● **Exercise task**:
Pick out the lines in the listing below that contain the word "text" and copy them.

Records from a data collection

◆ ◆ ◆ ◆

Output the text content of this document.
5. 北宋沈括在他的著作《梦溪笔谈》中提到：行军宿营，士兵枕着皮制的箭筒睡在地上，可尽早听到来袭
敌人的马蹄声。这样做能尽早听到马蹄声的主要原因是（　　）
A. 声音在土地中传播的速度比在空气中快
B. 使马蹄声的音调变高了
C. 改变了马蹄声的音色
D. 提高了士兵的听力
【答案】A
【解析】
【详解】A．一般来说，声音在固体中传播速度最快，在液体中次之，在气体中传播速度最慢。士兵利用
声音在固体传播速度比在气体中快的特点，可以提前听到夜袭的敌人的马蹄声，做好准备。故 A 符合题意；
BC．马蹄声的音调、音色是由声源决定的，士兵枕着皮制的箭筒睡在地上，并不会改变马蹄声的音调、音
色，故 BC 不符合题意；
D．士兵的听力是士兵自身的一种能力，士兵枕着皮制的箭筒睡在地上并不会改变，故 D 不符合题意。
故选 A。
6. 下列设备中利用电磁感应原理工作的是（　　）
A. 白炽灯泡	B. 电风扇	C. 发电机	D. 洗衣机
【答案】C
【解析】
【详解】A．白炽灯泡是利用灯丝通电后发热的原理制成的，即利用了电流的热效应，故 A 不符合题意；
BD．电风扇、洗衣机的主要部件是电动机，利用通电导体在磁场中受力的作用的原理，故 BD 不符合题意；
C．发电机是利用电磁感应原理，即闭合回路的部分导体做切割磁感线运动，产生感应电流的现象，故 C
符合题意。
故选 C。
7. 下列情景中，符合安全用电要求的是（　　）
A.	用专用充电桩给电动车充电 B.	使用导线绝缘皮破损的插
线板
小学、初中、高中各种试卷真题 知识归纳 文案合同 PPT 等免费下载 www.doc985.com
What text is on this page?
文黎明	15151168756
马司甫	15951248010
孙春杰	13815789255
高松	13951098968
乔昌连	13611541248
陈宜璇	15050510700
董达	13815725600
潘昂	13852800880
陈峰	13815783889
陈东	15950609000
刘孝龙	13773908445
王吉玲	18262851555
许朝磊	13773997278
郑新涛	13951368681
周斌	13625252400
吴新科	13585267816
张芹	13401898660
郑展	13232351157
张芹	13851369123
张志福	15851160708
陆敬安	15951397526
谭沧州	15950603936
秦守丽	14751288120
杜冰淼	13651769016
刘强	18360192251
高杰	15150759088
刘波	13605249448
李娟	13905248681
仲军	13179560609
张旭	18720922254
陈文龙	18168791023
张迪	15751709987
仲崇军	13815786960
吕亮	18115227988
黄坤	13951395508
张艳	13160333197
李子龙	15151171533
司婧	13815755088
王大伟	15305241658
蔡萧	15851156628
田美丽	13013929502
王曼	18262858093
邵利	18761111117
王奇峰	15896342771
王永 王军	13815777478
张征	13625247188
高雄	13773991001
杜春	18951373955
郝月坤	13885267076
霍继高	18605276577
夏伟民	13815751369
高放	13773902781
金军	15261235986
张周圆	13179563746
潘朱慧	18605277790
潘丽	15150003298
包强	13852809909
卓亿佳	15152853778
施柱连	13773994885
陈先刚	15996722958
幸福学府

◆ ◆ ◆ ◆

● **Full output**:
Output the text content of this document.
What text is on this page?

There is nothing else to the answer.